*The data*:
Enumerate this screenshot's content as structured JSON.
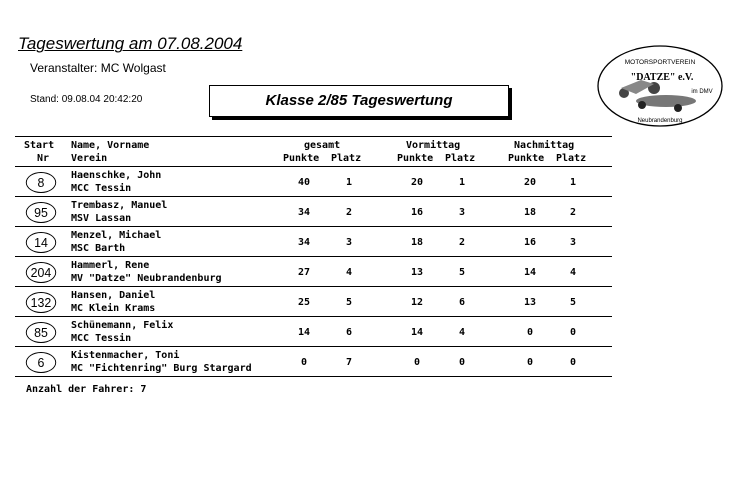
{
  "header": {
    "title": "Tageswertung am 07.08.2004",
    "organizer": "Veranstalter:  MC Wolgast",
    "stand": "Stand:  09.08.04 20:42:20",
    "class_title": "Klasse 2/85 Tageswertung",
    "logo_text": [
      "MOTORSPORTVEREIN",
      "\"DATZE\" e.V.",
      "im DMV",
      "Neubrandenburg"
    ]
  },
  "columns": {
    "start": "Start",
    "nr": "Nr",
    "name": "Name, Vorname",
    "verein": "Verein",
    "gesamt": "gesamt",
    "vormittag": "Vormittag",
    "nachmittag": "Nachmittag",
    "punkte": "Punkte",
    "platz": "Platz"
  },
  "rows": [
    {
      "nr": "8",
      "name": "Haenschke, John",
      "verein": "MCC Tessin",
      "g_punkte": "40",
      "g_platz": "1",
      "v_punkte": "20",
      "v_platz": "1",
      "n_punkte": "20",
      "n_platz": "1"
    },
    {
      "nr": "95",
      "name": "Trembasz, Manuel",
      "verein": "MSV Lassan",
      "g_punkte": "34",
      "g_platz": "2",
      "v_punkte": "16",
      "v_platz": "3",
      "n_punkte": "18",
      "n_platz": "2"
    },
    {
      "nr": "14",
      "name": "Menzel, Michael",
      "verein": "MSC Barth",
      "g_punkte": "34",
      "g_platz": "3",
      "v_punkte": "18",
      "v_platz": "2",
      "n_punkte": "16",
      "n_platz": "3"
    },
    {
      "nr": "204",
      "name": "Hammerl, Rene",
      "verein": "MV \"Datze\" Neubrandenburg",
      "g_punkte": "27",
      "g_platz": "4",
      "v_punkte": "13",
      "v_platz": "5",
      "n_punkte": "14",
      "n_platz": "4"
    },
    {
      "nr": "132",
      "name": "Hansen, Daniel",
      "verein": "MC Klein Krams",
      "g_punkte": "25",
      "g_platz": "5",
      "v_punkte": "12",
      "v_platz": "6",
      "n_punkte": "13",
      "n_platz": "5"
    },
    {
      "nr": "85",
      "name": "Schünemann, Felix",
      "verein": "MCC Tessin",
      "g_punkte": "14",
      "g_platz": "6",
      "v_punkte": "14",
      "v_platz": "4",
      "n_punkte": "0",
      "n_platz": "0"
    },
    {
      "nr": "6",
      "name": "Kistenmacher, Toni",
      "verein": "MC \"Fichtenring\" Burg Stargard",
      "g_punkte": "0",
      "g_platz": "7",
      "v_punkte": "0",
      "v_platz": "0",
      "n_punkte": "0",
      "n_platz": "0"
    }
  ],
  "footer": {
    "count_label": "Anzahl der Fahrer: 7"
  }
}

*Task statement*: Return all of the entries word for word, but omit the pictures.

*Reply*:
Enumerate this screenshot's content as structured JSON.
{
  "header": {
    "title": "Tageswertung am 07.08.2004",
    "organizer": "Veranstalter:  MC Wolgast",
    "stand": "Stand:  09.08.04 20:42:20",
    "class_title": "Klasse 2/85 Tageswertung",
    "logo_text": [
      "MOTORSPORTVEREIN",
      "\"DATZE\" e.V.",
      "im DMV",
      "Neubrandenburg"
    ]
  },
  "columns": {
    "start": "Start",
    "nr": "Nr",
    "name": "Name, Vorname",
    "verein": "Verein",
    "gesamt": "gesamt",
    "vormittag": "Vormittag",
    "nachmittag": "Nachmittag",
    "punkte": "Punkte",
    "platz": "Platz"
  },
  "rows": [
    {
      "nr": "8",
      "name": "Haenschke, John",
      "verein": "MCC Tessin",
      "g_punkte": "40",
      "g_platz": "1",
      "v_punkte": "20",
      "v_platz": "1",
      "n_punkte": "20",
      "n_platz": "1"
    },
    {
      "nr": "95",
      "name": "Trembasz, Manuel",
      "verein": "MSV Lassan",
      "g_punkte": "34",
      "g_platz": "2",
      "v_punkte": "16",
      "v_platz": "3",
      "n_punkte": "18",
      "n_platz": "2"
    },
    {
      "nr": "14",
      "name": "Menzel, Michael",
      "verein": "MSC Barth",
      "g_punkte": "34",
      "g_platz": "3",
      "v_punkte": "18",
      "v_platz": "2",
      "n_punkte": "16",
      "n_platz": "3"
    },
    {
      "nr": "204",
      "name": "Hammerl, Rene",
      "verein": "MV \"Datze\" Neubrandenburg",
      "g_punkte": "27",
      "g_platz": "4",
      "v_punkte": "13",
      "v_platz": "5",
      "n_punkte": "14",
      "n_platz": "4"
    },
    {
      "nr": "132",
      "name": "Hansen, Daniel",
      "verein": "MC Klein Krams",
      "g_punkte": "25",
      "g_platz": "5",
      "v_punkte": "12",
      "v_platz": "6",
      "n_punkte": "13",
      "n_platz": "5"
    },
    {
      "nr": "85",
      "name": "Schünemann, Felix",
      "verein": "MCC Tessin",
      "g_punkte": "14",
      "g_platz": "6",
      "v_punkte": "14",
      "v_platz": "4",
      "n_punkte": "0",
      "n_platz": "0"
    },
    {
      "nr": "6",
      "name": "Kistenmacher, Toni",
      "verein": "MC \"Fichtenring\" Burg Stargard",
      "g_punkte": "0",
      "g_platz": "7",
      "v_punkte": "0",
      "v_platz": "0",
      "n_punkte": "0",
      "n_platz": "0"
    }
  ],
  "footer": {
    "count_label": "Anzahl der Fahrer: 7"
  }
}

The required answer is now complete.